● TASK INSTRUCTIONS: Without the pictures, return all of the material exactly as written.

● PROVIDED ENTRIES:

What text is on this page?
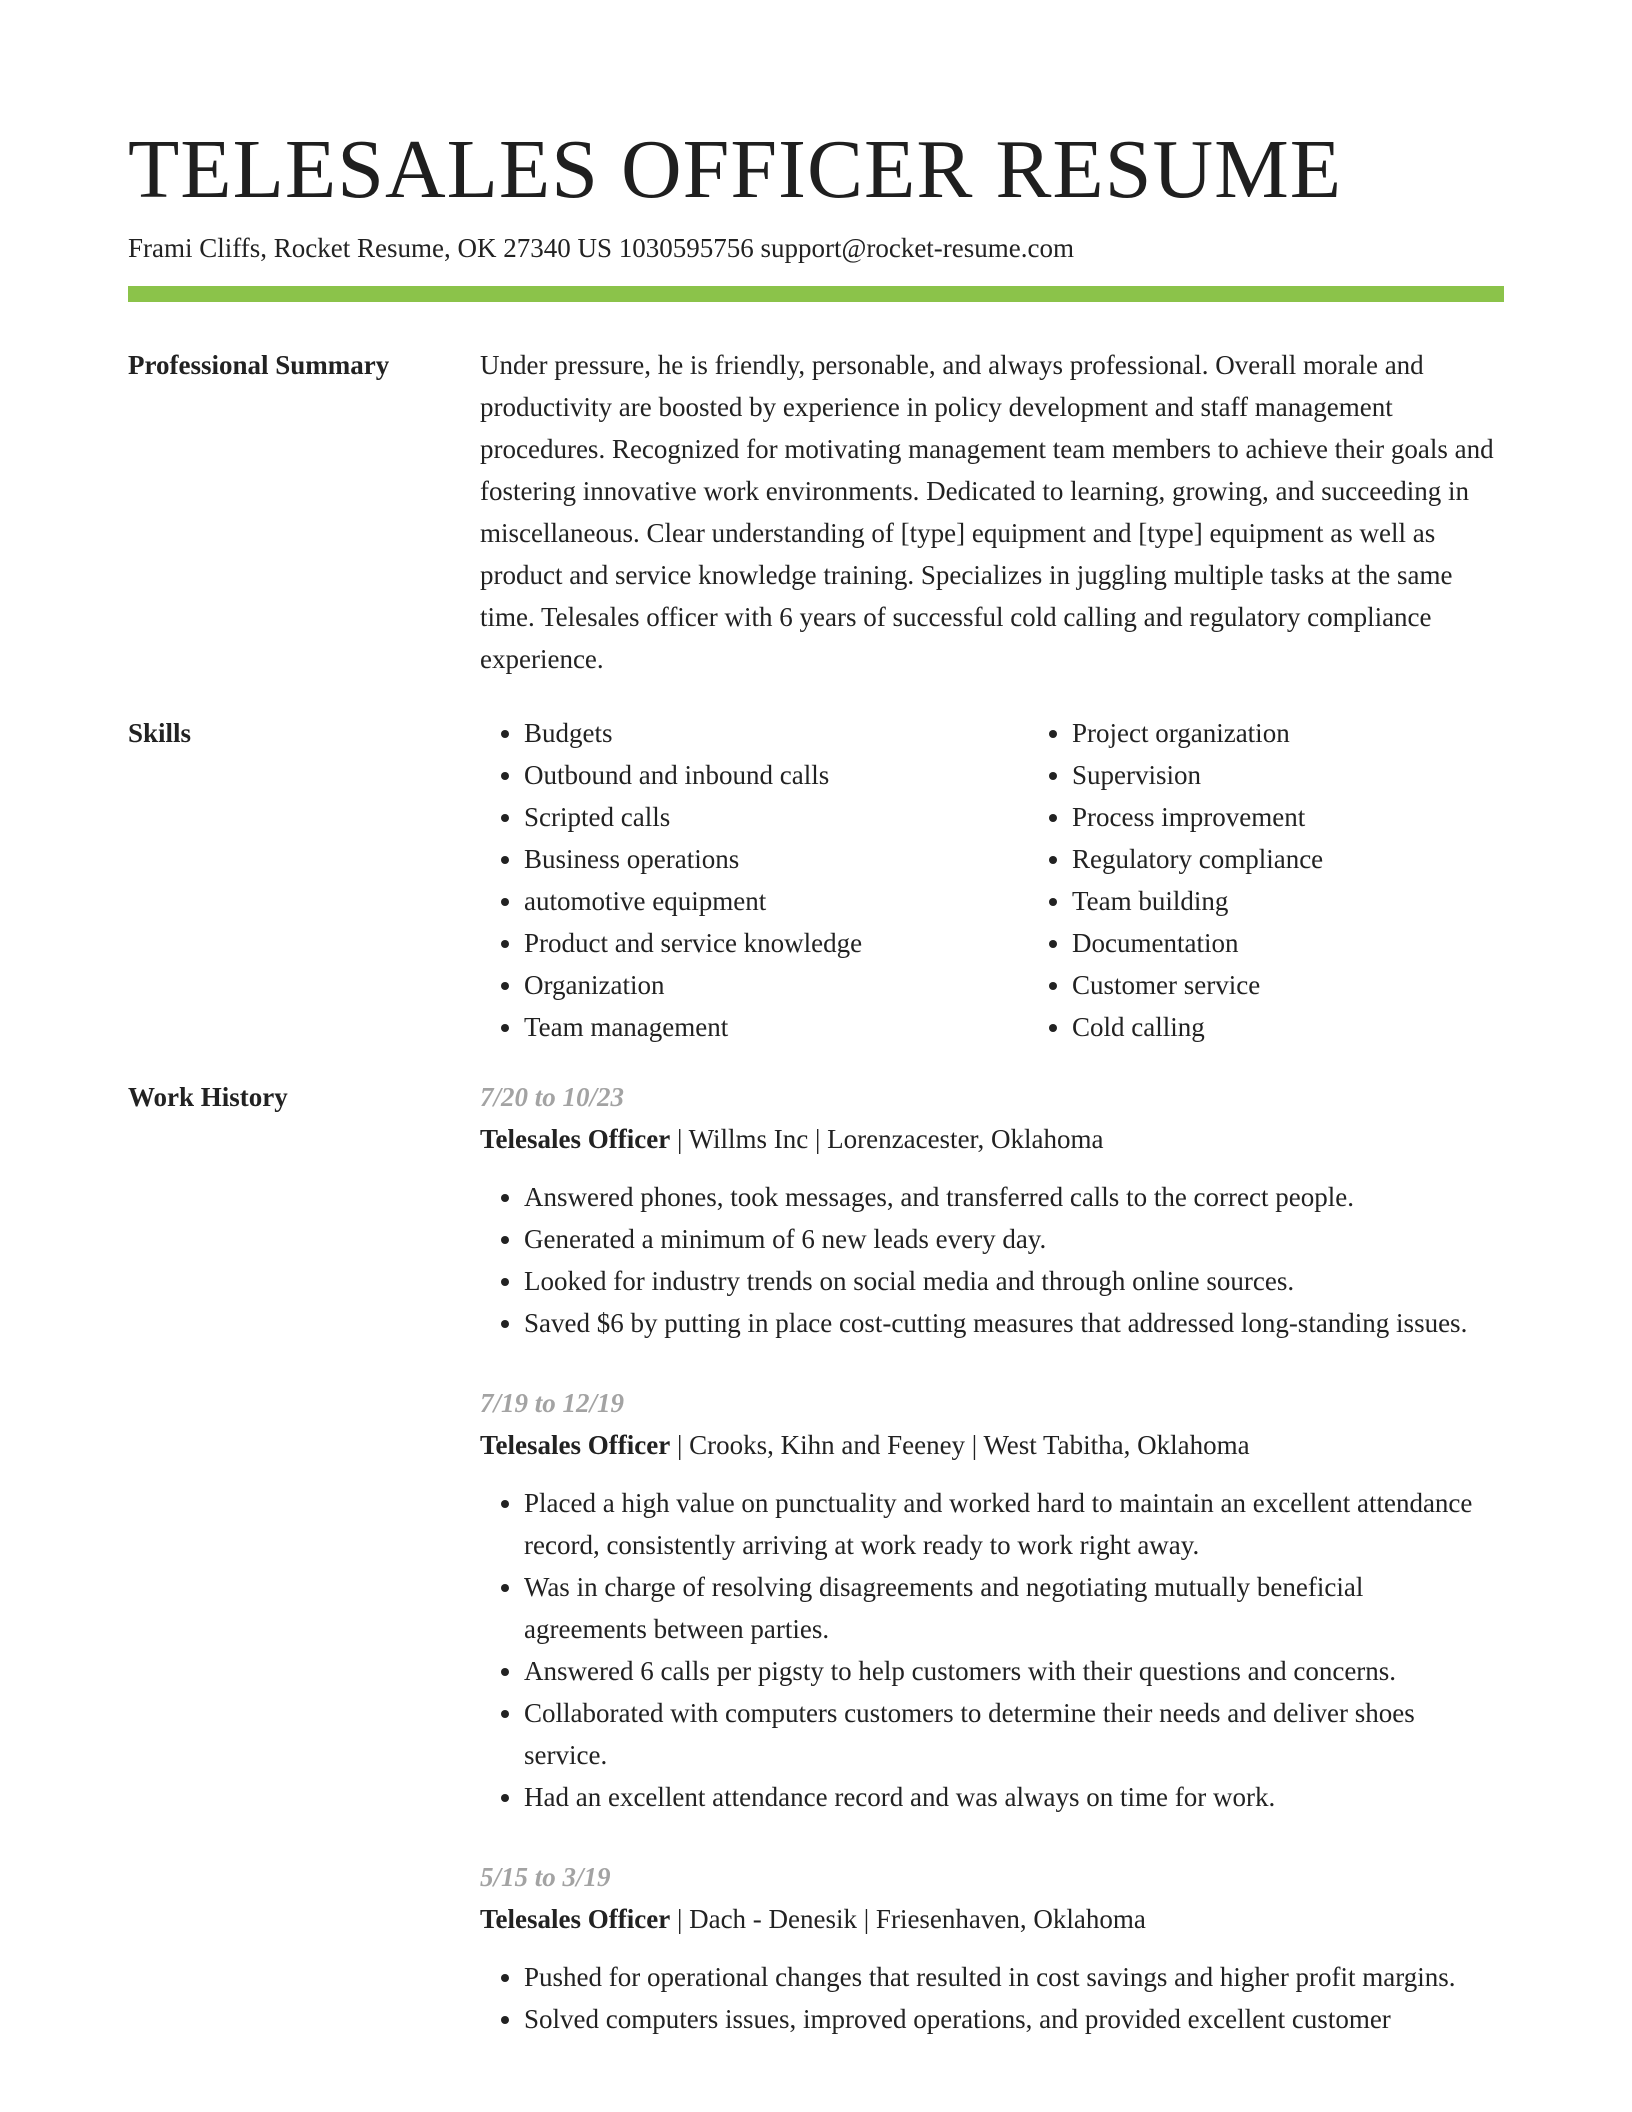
TELESALES OFFICER RESUME
Frami Cliffs, Rocket Resume, OK 27340 US 1030595756 support@rocket-resume.com
Professional Summary	Under pressure, he is friendly, personable, and always professional. Overall morale and productivity are boosted by experience in policy development and staff management procedures. Recognized for motivating management team members to achieve their goals and fostering innovative work environments. Dedicated to learning, growing, and succeeding in miscellaneous. Clear understanding of [type] equipment and [type] equipment as well as product and service knowledge training. Specializes in juggling multiple tasks at the same time. Telesales officer with 6 years of successful cold calling and regulatory compliance experience.

Skills
•	Budgets
• Outbound and inbound calls
• Scripted calls
• Business operations
• automotive equipment
• Product and service knowledge
• Organization
• Team management
• Project organization
• Supervision
• Process improvement
• Regulatory compliance
• Team building
• Documentation
• Customer service
• Cold calling
Work History	7/20 to 10/23
Telesales Officer | Willms Inc | Lorenzacester, Oklahoma
• Answered phones, took messages, and transferred calls to the correct people.
• Generated a minimum of 6 new leads every day.
• Looked for industry trends on social media and through online sources.
• Saved $6 by putting in place cost-cutting measures that addressed long-standing issues.
7/19 to 12/19
Telesales Officer | Crooks, Kihn and Feeney | West Tabitha, Oklahoma
• Placed a high value on punctuality and worked hard to maintain an excellent attendance record, consistently arriving at work ready to work right away.
• Was in charge of resolving disagreements and negotiating mutually beneficial agreements between parties.
• Answered 6 calls per pigsty to help customers with their questions and concerns.
• Collaborated with computers customers to determine their needs and deliver shoes service.
• Had an excellent attendance record and was always on time for work.
5/15 to 3/19
Telesales Officer | Dach - Denesik | Friesenhaven, Oklahoma
• Pushed for operational changes that resulted in cost savings and higher profit margins.
• Solved computers issues, improved operations, and provided excellent customer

● IN RESPONSE:
What text is on this page?
TELESALES OFFICER RESUME
Frami Cliffs, Rocket Resume, OK 27340 US 1030595756 support@rocket-resume.com
Professional Summary	Under pressure, he is friendly, personable, and always professional. Overall morale and productivity are boosted by experience in policy development and staff management procedures. Recognized for motivating management team members to achieve their goals and fostering innovative work environments. Dedicated to learning, growing, and succeeding in miscellaneous. Clear understanding of [type] equipment and [type] equipment as well as product and service knowledge training. Specializes in juggling multiple tasks at the same time. Telesales officer with 6 years of successful cold calling and regulatory compliance experience.

Skills
•	Budgets
• Outbound and inbound calls
• Scripted calls
• Business operations
• automotive equipment
• Product and service knowledge
• Organization
• Team management
• Project organization
• Supervision
• Process improvement
• Regulatory compliance
• Team building
• Documentation
• Customer service
• Cold calling
Work History	7/20 to 10/23
Telesales Officer | Willms Inc | Lorenzacester, Oklahoma
• Answered phones, took messages, and transferred calls to the correct people.
• Generated a minimum of 6 new leads every day.
• Looked for industry trends on social media and through online sources.
• Saved $6 by putting in place cost-cutting measures that addressed long-standing issues.
7/19 to 12/19
Telesales Officer | Crooks, Kihn and Feeney | West Tabitha, Oklahoma
• Placed a high value on punctuality and worked hard to maintain an excellent attendance record, consistently arriving at work ready to work right away.
• Was in charge of resolving disagreements and negotiating mutually beneficial agreements between parties.
• Answered 6 calls per pigsty to help customers with their questions and concerns.
• Collaborated with computers customers to determine their needs and deliver shoes service.
• Had an excellent attendance record and was always on time for work.
5/15 to 3/19
Telesales Officer | Dach - Denesik | Friesenhaven, Oklahoma
• Pushed for operational changes that resulted in cost savings and higher profit margins.
• Solved computers issues, improved operations, and provided excellent customer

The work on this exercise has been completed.